[Recorded information]
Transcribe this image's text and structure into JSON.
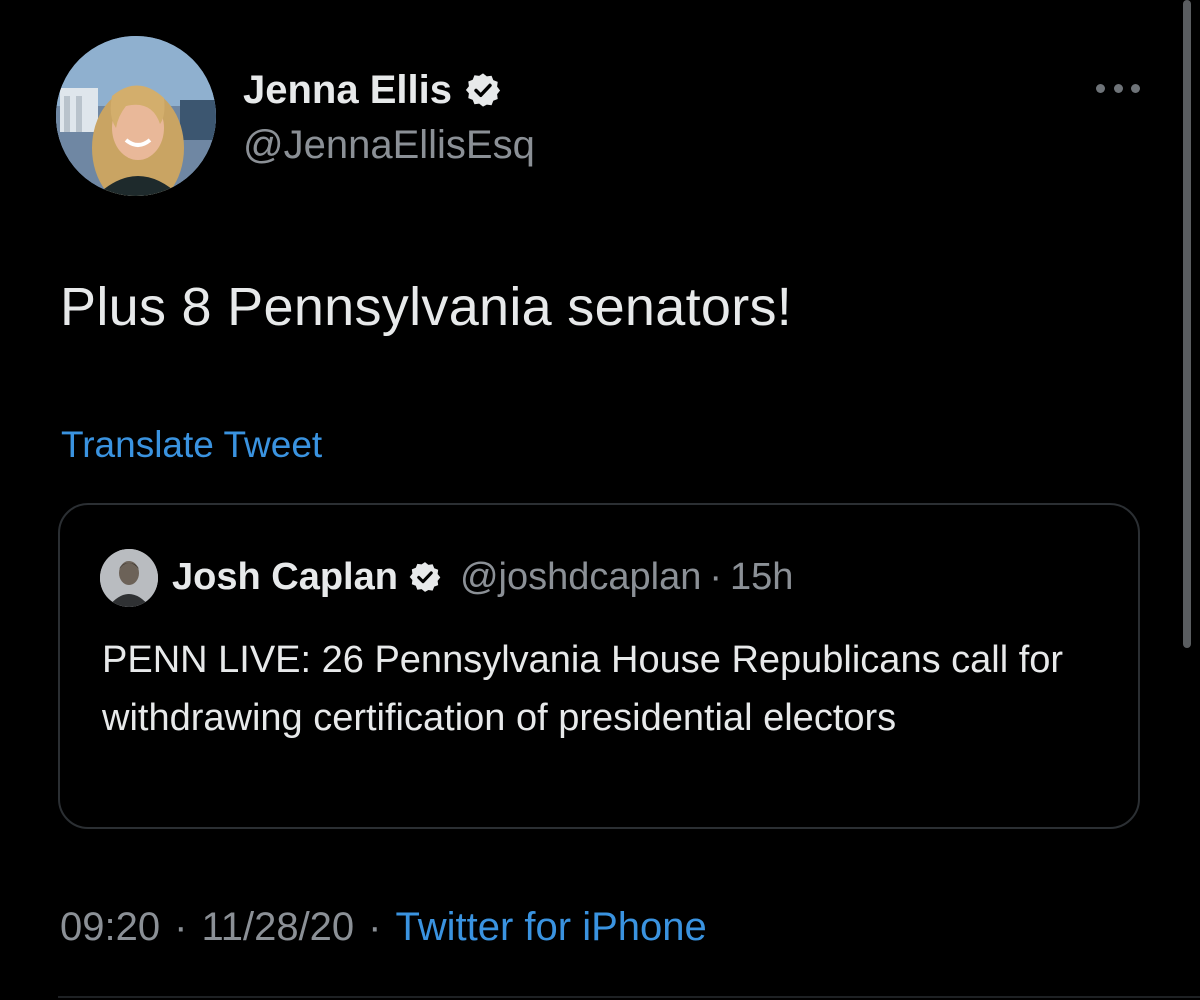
{
  "tweet": {
    "author_name": "Jenna Ellis",
    "author_handle": "@JennaEllisEsq",
    "text": "Plus 8 Pennsylvania senators!",
    "translate_label": "Translate Tweet",
    "quoted": {
      "author_name": "Josh Caplan",
      "author_handle": "@joshdcaplan",
      "separator": "·",
      "time_ago": "15h",
      "text": "PENN LIVE: 26 Pennsylvania House Republicans call for withdrawing certification of presidential electors"
    },
    "time": "09:20",
    "date": "11/28/20",
    "source": "Twitter for iPhone",
    "separator": "·"
  },
  "icons": {
    "more": "more-options-icon",
    "verified": "verified-badge-icon"
  },
  "colors": {
    "background": "#000000",
    "primary_text": "#e7e9ea",
    "secondary_text": "#8b9096",
    "link": "#3a93e0",
    "card_border": "#2b2f33"
  }
}
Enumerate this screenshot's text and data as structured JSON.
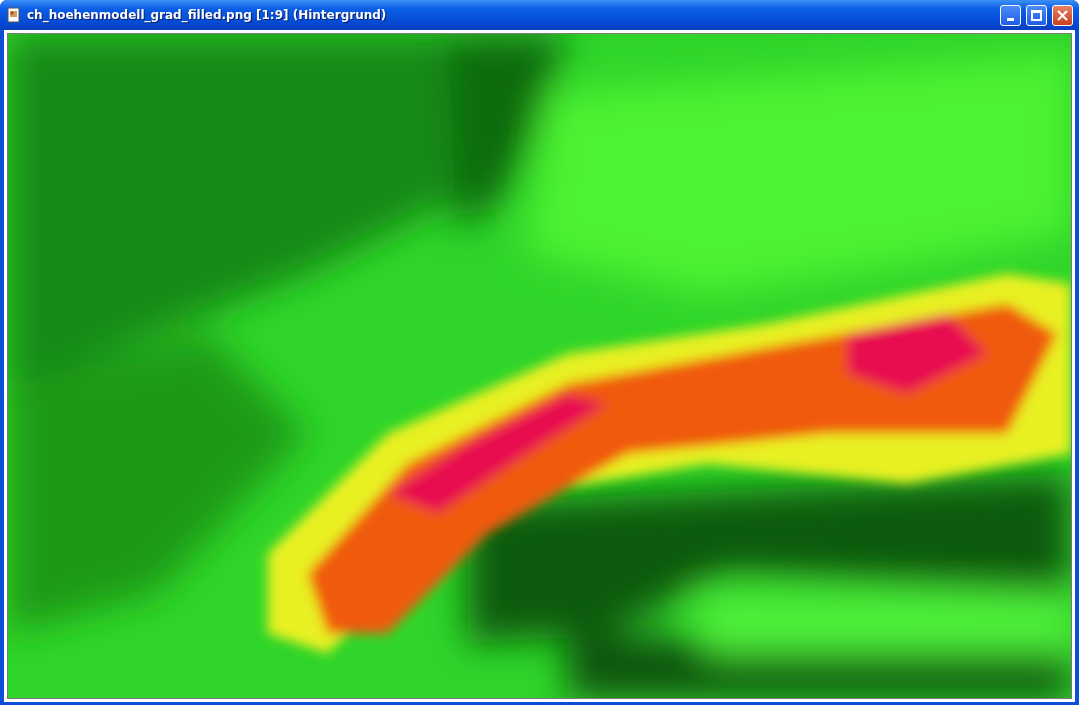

[Exercise details] Gather from the entries above all lines that include the string "this".

[Task answer]
Transcribe this image's text and structure into JSON.
Enumerate this screenshot's text and data as structured JSON.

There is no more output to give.